> _PROBLEM DESCRIPTION_: Write out the data below exactly as given, without any of its pictures.

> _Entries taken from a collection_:
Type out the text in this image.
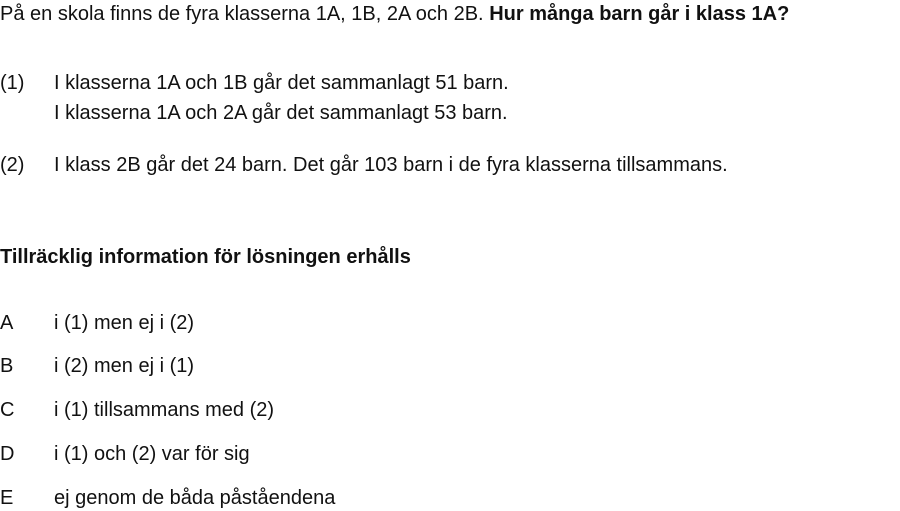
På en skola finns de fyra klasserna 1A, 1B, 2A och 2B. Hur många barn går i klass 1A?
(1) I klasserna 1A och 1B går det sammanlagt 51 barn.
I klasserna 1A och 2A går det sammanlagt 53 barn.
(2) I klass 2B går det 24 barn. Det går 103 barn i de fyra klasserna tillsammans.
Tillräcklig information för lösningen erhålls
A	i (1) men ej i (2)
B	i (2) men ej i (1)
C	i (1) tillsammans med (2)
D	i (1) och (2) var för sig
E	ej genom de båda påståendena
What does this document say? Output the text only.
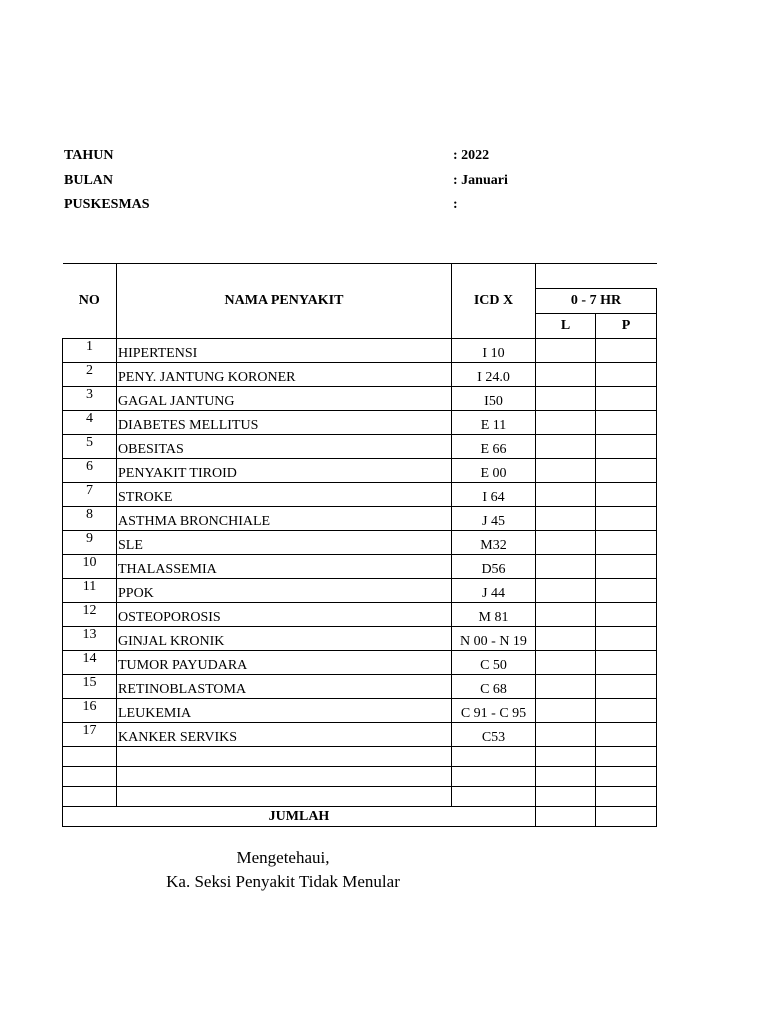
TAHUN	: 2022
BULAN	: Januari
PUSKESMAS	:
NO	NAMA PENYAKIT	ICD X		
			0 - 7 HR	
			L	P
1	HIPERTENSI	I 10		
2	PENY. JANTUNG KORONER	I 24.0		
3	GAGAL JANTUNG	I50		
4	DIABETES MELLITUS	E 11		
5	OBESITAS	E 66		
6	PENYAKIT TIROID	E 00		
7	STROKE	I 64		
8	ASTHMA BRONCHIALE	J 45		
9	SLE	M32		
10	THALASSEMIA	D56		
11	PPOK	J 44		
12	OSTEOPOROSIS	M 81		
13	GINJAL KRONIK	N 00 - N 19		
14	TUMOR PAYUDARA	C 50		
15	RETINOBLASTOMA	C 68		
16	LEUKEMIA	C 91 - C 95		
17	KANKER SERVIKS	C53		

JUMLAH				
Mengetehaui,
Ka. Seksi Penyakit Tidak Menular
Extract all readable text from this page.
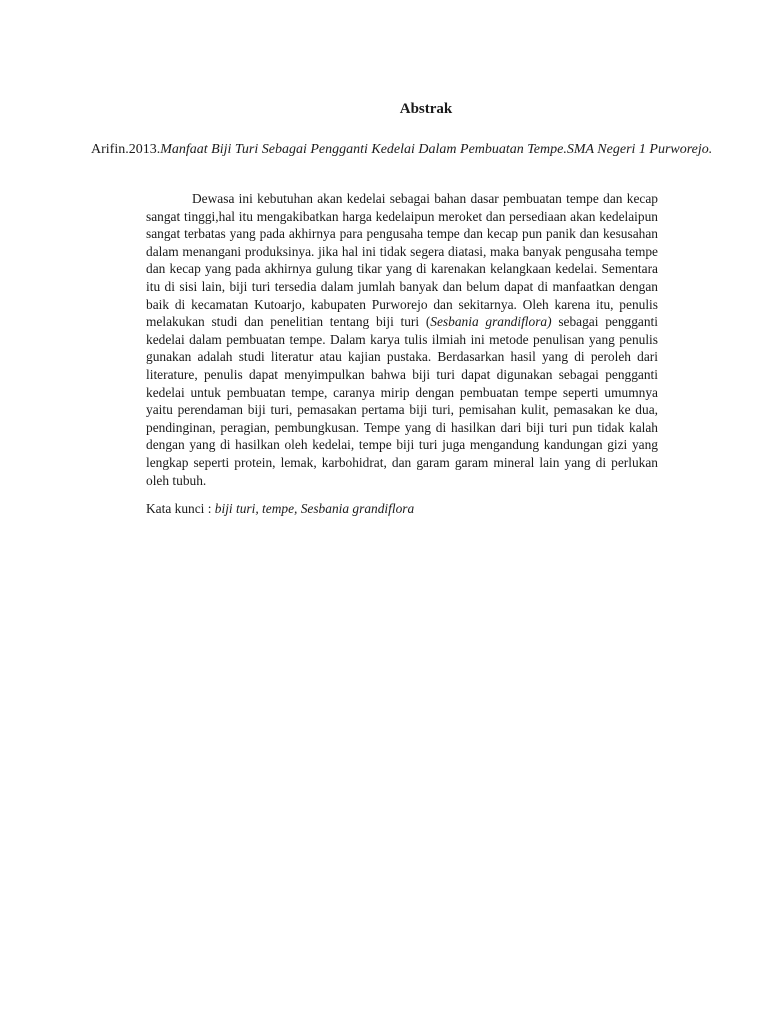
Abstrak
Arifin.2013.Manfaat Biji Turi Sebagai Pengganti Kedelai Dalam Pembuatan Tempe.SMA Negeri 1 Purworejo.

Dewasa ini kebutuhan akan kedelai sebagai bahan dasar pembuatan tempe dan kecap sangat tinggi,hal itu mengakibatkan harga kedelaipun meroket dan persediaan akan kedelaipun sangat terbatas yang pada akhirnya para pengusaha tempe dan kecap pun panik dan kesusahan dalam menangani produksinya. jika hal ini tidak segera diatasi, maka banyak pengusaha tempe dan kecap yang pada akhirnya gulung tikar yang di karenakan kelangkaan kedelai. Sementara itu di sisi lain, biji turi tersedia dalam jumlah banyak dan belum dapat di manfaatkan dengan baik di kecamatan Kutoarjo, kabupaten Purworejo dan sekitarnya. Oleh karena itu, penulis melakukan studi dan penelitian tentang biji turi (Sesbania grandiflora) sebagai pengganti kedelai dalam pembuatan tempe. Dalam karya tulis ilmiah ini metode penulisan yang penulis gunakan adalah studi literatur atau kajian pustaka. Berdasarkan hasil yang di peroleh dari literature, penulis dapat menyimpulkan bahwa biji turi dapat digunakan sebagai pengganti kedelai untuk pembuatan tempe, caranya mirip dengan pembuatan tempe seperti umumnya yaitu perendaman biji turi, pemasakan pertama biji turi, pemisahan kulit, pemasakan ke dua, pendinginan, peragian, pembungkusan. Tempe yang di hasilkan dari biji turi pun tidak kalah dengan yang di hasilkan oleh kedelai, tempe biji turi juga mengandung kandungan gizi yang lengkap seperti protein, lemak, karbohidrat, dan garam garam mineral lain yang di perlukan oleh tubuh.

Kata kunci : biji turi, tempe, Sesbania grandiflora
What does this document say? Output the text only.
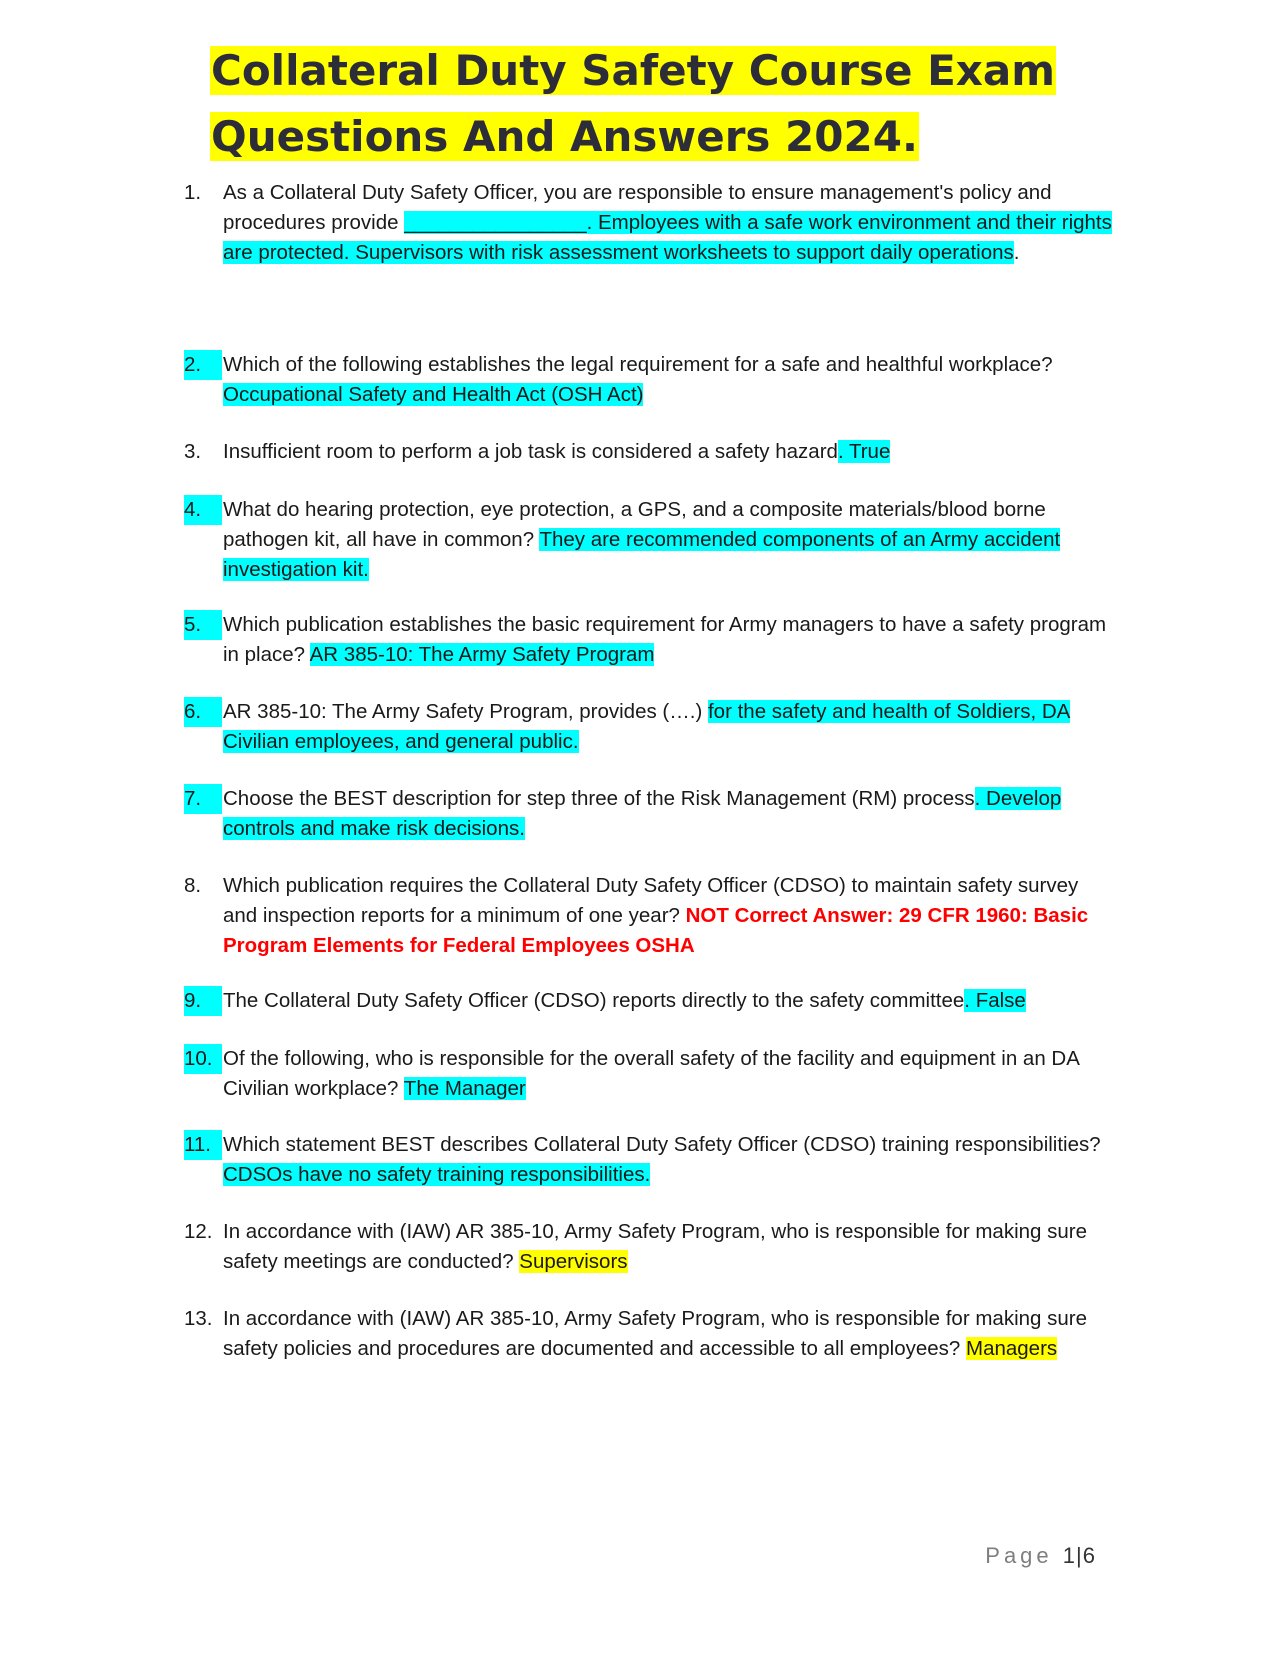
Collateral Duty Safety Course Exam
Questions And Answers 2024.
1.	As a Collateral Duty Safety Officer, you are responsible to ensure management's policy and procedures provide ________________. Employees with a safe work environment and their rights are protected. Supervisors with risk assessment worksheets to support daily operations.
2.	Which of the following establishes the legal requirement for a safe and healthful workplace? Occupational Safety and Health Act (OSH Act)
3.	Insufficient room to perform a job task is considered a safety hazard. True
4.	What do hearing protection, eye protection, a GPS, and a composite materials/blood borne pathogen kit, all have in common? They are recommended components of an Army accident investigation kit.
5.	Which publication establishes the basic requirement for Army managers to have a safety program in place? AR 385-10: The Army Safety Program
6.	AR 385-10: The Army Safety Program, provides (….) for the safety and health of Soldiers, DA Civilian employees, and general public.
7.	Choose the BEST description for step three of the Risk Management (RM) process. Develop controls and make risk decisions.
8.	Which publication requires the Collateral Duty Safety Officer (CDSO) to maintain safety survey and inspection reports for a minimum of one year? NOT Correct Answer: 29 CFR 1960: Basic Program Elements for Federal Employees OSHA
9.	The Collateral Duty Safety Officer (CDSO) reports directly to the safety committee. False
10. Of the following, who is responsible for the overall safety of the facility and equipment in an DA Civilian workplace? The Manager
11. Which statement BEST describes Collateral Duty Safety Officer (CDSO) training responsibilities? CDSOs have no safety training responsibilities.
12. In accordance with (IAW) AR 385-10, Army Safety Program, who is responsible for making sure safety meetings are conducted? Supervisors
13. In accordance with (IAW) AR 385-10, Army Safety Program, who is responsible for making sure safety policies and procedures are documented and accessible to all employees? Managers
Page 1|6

> _EXERCISE RESPONSE_:
Type out the text in this image.
På en skola finns de fyra klasserna 1A, 1B, 2A och 2B. Hur många barn går i klass 1A?
(1) I klasserna 1A och 1B går det sammanlagt 51 barn.
I klasserna 1A och 2A går det sammanlagt 53 barn.
(2) I klass 2B går det 24 barn. Det går 103 barn i de fyra klasserna tillsammans.
Tillräcklig information för lösningen erhålls
A	i (1) men ej i (2)
B	i (2) men ej i (1)
C	i (1) tillsammans med (2)
D	i (1) och (2) var för sig
E	ej genom de båda påståendena
What does this document say? Output the text only.
TAHUN	: 2022
BULAN	: Januari
PUSKESMAS	:
NO	NAMA PENYAKIT	ICD X		
			0 - 7 HR	
			L	P
1	HIPERTENSI	I 10		
2	PENY. JANTUNG KORONER	I 24.0		
3	GAGAL JANTUNG	I50		
4	DIABETES MELLITUS	E 11		
5	OBESITAS	E 66		
6	PENYAKIT TIROID	E 00		
7	STROKE	I 64		
8	ASTHMA BRONCHIALE	J 45		
9	SLE	M32		
10	THALASSEMIA	D56		
11	PPOK	J 44		
12	OSTEOPOROSIS	M 81		
13	GINJAL KRONIK	N 00 - N 19		
14	TUMOR PAYUDARA	C 50		
15	RETINOBLASTOMA	C 68		
16	LEUKEMIA	C 91 - C 95		
17	KANKER SERVIKS	C53		

JUMLAH				
Mengetehaui,
Ka. Seksi Penyakit Tidak Menular
Extract all readable text from this page.
Abstrak
Arifin.2013.Manfaat Biji Turi Sebagai Pengganti Kedelai Dalam Pembuatan Tempe.SMA Negeri 1 Purworejo.

Dewasa ini kebutuhan akan kedelai sebagai bahan dasar pembuatan tempe dan kecap sangat tinggi,hal itu mengakibatkan harga kedelaipun meroket dan persediaan akan kedelaipun sangat terbatas yang pada akhirnya para pengusaha tempe dan kecap pun panik dan kesusahan dalam menangani produksinya. jika hal ini tidak segera diatasi, maka banyak pengusaha tempe dan kecap yang pada akhirnya gulung tikar yang di karenakan kelangkaan kedelai. Sementara itu di sisi lain, biji turi tersedia dalam jumlah banyak dan belum dapat di manfaatkan dengan baik di kecamatan Kutoarjo, kabupaten Purworejo dan sekitarnya. Oleh karena itu, penulis melakukan studi dan penelitian tentang biji turi (Sesbania grandiflora) sebagai pengganti kedelai dalam pembuatan tempe. Dalam karya tulis ilmiah ini metode penulisan yang penulis gunakan adalah studi literatur atau kajian pustaka. Berdasarkan hasil yang di peroleh dari literature, penulis dapat menyimpulkan bahwa biji turi dapat digunakan sebagai pengganti kedelai untuk pembuatan tempe, caranya mirip dengan pembuatan tempe seperti umumnya yaitu perendaman biji turi, pemasakan pertama biji turi, pemisahan kulit, pemasakan ke dua, pendinginan, peragian, pembungkusan. Tempe yang di hasilkan dari biji turi pun tidak kalah dengan yang di hasilkan oleh kedelai, tempe biji turi juga mengandung kandungan gizi yang lengkap seperti protein, lemak, karbohidrat, dan garam garam mineral lain yang di perlukan oleh tubuh.

Kata kunci : biji turi, tempe, Sesbania grandiflora
What does this document say? Output the text only.
Collateral Duty Safety Course Exam
Questions And Answers 2024.
1.	As a Collateral Duty Safety Officer, you are responsible to ensure management's policy and procedures provide ________________. Employees with a safe work environment and their rights are protected. Supervisors with risk assessment worksheets to support daily operations.
2.	Which of the following establishes the legal requirement for a safe and healthful workplace? Occupational Safety and Health Act (OSH Act)
3.	Insufficient room to perform a job task is considered a safety hazard. True
4.	What do hearing protection, eye protection, a GPS, and a composite materials/blood borne pathogen kit, all have in common? They are recommended components of an Army accident investigation kit.
5.	Which publication establishes the basic requirement for Army managers to have a safety program in place? AR 385-10: The Army Safety Program
6.	AR 385-10: The Army Safety Program, provides (….) for the safety and health of Soldiers, DA Civilian employees, and general public.
7.	Choose the BEST description for step three of the Risk Management (RM) process. Develop controls and make risk decisions.
8.	Which publication requires the Collateral Duty Safety Officer (CDSO) to maintain safety survey and inspection reports for a minimum of one year? NOT Correct Answer: 29 CFR 1960: Basic Program Elements for Federal Employees OSHA
9.	The Collateral Duty Safety Officer (CDSO) reports directly to the safety committee. False
10. Of the following, who is responsible for the overall safety of the facility and equipment in an DA Civilian workplace? The Manager
11. Which statement BEST describes Collateral Duty Safety Officer (CDSO) training responsibilities? CDSOs have no safety training responsibilities.
12. In accordance with (IAW) AR 385-10, Army Safety Program, who is responsible for making sure safety meetings are conducted? Supervisors
13. In accordance with (IAW) AR 385-10, Army Safety Program, who is responsible for making sure safety policies and procedures are documented and accessible to all employees? Managers
Page 1|6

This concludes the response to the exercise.